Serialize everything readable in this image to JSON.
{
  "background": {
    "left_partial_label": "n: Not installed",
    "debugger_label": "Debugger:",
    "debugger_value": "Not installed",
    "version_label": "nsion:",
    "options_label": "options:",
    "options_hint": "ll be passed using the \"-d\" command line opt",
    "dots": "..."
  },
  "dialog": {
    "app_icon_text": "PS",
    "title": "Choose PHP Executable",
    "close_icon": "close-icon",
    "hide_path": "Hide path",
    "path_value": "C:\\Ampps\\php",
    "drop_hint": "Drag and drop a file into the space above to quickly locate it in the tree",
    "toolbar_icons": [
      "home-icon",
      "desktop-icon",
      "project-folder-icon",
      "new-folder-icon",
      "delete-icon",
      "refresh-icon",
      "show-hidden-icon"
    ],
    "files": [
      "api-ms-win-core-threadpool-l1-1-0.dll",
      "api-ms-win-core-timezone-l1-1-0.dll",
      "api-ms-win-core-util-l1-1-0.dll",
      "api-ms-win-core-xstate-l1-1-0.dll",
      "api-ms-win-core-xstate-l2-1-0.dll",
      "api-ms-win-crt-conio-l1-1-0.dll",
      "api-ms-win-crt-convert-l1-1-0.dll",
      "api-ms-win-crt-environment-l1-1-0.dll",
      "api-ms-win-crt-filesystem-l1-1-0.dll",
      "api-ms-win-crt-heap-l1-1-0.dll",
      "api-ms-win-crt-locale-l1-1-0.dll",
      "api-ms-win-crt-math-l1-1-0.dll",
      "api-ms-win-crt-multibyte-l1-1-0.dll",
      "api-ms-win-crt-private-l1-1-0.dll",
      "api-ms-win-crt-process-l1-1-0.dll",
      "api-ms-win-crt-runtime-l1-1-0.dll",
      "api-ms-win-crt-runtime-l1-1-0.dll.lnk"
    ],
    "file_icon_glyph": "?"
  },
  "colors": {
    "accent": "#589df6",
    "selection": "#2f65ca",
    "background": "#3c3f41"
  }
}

WHAT YOU ARE ASKED TO DO ->
Every line holding "xstate" should be copied out.

ANSWER IN FULL ->
      "api-ms-win-core-xstate-l1-1-0.dll",
      "api-ms-win-core-xstate-l2-1-0.dll",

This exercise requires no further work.